# [What to work on]
Transcribe all of the records precisely as they are presented.

# [Entries]
-*-*-

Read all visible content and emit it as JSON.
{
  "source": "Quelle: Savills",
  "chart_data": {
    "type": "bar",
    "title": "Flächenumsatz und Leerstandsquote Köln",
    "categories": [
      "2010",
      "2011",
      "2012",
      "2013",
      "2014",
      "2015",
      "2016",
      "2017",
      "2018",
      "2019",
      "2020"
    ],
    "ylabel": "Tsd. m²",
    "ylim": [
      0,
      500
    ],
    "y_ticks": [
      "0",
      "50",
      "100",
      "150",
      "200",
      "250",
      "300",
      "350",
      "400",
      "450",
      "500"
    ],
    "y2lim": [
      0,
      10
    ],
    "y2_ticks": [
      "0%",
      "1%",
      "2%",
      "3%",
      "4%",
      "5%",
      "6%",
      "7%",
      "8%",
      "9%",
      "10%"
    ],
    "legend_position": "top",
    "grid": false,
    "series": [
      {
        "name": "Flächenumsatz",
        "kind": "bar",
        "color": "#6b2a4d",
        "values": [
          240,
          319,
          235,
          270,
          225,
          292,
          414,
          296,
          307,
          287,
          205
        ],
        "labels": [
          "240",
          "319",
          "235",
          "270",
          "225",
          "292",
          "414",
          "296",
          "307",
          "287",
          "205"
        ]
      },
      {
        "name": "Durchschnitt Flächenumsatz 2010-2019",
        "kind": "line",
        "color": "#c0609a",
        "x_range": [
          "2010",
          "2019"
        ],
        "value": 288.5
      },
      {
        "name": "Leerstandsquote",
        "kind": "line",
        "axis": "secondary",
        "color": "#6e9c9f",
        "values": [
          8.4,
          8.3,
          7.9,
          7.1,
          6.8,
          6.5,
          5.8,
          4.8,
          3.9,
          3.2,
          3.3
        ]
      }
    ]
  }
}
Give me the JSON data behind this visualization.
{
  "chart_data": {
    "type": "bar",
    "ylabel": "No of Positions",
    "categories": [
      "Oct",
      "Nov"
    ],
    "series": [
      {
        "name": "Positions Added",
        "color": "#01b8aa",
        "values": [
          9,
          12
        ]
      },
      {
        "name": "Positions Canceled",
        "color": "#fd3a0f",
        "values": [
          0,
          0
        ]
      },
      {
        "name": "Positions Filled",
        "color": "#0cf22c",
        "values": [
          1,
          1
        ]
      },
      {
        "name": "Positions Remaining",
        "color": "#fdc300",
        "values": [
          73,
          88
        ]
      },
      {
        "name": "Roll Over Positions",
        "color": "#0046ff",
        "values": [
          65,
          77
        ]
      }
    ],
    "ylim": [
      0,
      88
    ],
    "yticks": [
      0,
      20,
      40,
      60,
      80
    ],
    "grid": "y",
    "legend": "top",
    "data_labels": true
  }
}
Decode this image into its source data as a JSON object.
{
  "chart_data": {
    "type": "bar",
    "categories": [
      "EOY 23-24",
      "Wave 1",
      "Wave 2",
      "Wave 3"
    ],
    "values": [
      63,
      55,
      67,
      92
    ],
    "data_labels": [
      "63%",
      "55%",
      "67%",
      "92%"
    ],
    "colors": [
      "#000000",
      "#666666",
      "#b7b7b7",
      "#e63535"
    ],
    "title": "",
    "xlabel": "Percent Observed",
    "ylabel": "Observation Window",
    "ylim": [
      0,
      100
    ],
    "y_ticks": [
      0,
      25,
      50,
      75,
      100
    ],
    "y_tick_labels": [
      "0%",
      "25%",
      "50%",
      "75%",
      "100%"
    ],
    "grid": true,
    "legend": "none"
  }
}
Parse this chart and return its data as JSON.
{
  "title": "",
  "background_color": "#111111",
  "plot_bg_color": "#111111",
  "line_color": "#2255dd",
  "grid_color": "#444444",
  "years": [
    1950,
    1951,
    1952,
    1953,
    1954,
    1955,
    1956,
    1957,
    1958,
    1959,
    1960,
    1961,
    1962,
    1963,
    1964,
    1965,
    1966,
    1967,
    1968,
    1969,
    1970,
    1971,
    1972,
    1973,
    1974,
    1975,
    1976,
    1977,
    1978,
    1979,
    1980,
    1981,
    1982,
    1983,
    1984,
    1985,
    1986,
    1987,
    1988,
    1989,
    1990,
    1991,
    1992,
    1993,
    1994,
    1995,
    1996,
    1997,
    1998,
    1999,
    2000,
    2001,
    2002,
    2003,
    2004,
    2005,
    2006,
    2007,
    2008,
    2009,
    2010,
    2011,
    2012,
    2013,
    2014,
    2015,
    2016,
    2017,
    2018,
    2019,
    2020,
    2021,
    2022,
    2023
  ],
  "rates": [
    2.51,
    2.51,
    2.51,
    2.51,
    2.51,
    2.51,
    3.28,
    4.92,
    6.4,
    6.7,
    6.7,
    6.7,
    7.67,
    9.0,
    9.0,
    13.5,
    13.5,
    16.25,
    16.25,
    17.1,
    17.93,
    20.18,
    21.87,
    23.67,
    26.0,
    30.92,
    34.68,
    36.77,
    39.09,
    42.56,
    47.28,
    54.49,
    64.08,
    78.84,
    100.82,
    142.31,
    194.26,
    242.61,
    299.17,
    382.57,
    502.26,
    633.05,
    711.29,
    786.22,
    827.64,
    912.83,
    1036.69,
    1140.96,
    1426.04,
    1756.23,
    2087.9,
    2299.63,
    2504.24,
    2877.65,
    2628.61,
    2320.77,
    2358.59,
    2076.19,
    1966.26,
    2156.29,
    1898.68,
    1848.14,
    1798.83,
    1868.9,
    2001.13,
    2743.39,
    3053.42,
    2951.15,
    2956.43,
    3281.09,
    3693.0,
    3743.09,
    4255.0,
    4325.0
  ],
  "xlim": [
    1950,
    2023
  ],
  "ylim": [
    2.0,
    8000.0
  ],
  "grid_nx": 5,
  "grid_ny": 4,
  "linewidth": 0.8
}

-*-*-

# [Right answer]
Read all visible content and emit it as JSON.
{
  "source": "Quelle: Savills",
  "chart_data": {
    "type": "bar",
    "title": "Flächenumsatz und Leerstandsquote Köln",
    "categories": [
      "2010",
      "2011",
      "2012",
      "2013",
      "2014",
      "2015",
      "2016",
      "2017",
      "2018",
      "2019",
      "2020"
    ],
    "ylabel": "Tsd. m²",
    "ylim": [
      0,
      500
    ],
    "y_ticks": [
      "0",
      "50",
      "100",
      "150",
      "200",
      "250",
      "300",
      "350",
      "400",
      "450",
      "500"
    ],
    "y2lim": [
      0,
      10
    ],
    "y2_ticks": [
      "0%",
      "1%",
      "2%",
      "3%",
      "4%",
      "5%",
      "6%",
      "7%",
      "8%",
      "9%",
      "10%"
    ],
    "legend_position": "top",
    "grid": false,
    "series": [
      {
        "name": "Flächenumsatz",
        "kind": "bar",
        "color": "#6b2a4d",
        "values": [
          240,
          319,
          235,
          270,
          225,
          292,
          414,
          296,
          307,
          287,
          205
        ],
        "labels": [
          "240",
          "319",
          "235",
          "270",
          "225",
          "292",
          "414",
          "296",
          "307",
          "287",
          "205"
        ]
      },
      {
        "name": "Durchschnitt Flächenumsatz 2010-2019",
        "kind": "line",
        "color": "#c0609a",
        "x_range": [
          "2010",
          "2019"
        ],
        "value": 288.5
      },
      {
        "name": "Leerstandsquote",
        "kind": "line",
        "axis": "secondary",
        "color": "#6e9c9f",
        "values": [
          8.4,
          8.3,
          7.9,
          7.1,
          6.8,
          6.5,
          5.8,
          4.8,
          3.9,
          3.2,
          3.3
        ]
      }
    ]
  }
}
Give me the JSON data behind this visualization.
{
  "chart_data": {
    "type": "bar",
    "ylabel": "No of Positions",
    "categories": [
      "Oct",
      "Nov"
    ],
    "series": [
      {
        "name": "Positions Added",
        "color": "#01b8aa",
        "values": [
          9,
          12
        ]
      },
      {
        "name": "Positions Canceled",
        "color": "#fd3a0f",
        "values": [
          0,
          0
        ]
      },
      {
        "name": "Positions Filled",
        "color": "#0cf22c",
        "values": [
          1,
          1
        ]
      },
      {
        "name": "Positions Remaining",
        "color": "#fdc300",
        "values": [
          73,
          88
        ]
      },
      {
        "name": "Roll Over Positions",
        "color": "#0046ff",
        "values": [
          65,
          77
        ]
      }
    ],
    "ylim": [
      0,
      88
    ],
    "yticks": [
      0,
      20,
      40,
      60,
      80
    ],
    "grid": "y",
    "legend": "top",
    "data_labels": true
  }
}
Decode this image into its source data as a JSON object.
{
  "chart_data": {
    "type": "bar",
    "categories": [
      "EOY 23-24",
      "Wave 1",
      "Wave 2",
      "Wave 3"
    ],
    "values": [
      63,
      55,
      67,
      92
    ],
    "data_labels": [
      "63%",
      "55%",
      "67%",
      "92%"
    ],
    "colors": [
      "#000000",
      "#666666",
      "#b7b7b7",
      "#e63535"
    ],
    "title": "",
    "xlabel": "Percent Observed",
    "ylabel": "Observation Window",
    "ylim": [
      0,
      100
    ],
    "y_ticks": [
      0,
      25,
      50,
      75,
      100
    ],
    "y_tick_labels": [
      "0%",
      "25%",
      "50%",
      "75%",
      "100%"
    ],
    "grid": true,
    "legend": "none"
  }
}
Parse this chart and return its data as JSON.
{
  "title": "",
  "background_color": "#111111",
  "plot_bg_color": "#111111",
  "line_color": "#2255dd",
  "grid_color": "#444444",
  "years": [
    1950,
    1951,
    1952,
    1953,
    1954,
    1955,
    1956,
    1957,
    1958,
    1959,
    1960,
    1961,
    1962,
    1963,
    1964,
    1965,
    1966,
    1967,
    1968,
    1969,
    1970,
    1971,
    1972,
    1973,
    1974,
    1975,
    1976,
    1977,
    1978,
    1979,
    1980,
    1981,
    1982,
    1983,
    1984,
    1985,
    1986,
    1987,
    1988,
    1989,
    1990,
    1991,
    1992,
    1993,
    1994,
    1995,
    1996,
    1997,
    1998,
    1999,
    2000,
    2001,
    2002,
    2003,
    2004,
    2005,
    2006,
    2007,
    2008,
    2009,
    2010,
    2011,
    2012,
    2013,
    2014,
    2015,
    2016,
    2017,
    2018,
    2019,
    2020,
    2021,
    2022,
    2023
  ],
  "rates": [
    2.51,
    2.51,
    2.51,
    2.51,
    2.51,
    2.51,
    3.28,
    4.92,
    6.4,
    6.7,
    6.7,
    6.7,
    7.67,
    9.0,
    9.0,
    13.5,
    13.5,
    16.25,
    16.25,
    17.1,
    17.93,
    20.18,
    21.87,
    23.67,
    26.0,
    30.92,
    34.68,
    36.77,
    39.09,
    42.56,
    47.28,
    54.49,
    64.08,
    78.84,
    100.82,
    142.31,
    194.26,
    242.61,
    299.17,
    382.57,
    502.26,
    633.05,
    711.29,
    786.22,
    827.64,
    912.83,
    1036.69,
    1140.96,
    1426.04,
    1756.23,
    2087.9,
    2299.63,
    2504.24,
    2877.65,
    2628.61,
    2320.77,
    2358.59,
    2076.19,
    1966.26,
    2156.29,
    1898.68,
    1848.14,
    1798.83,
    1868.9,
    2001.13,
    2743.39,
    3053.42,
    2951.15,
    2956.43,
    3281.09,
    3693.0,
    3743.09,
    4255.0,
    4325.0
  ],
  "xlim": [
    1950,
    2023
  ],
  "ylim": [
    2.0,
    8000.0
  ],
  "grid_nx": 5,
  "grid_ny": 4,
  "linewidth": 0.8
}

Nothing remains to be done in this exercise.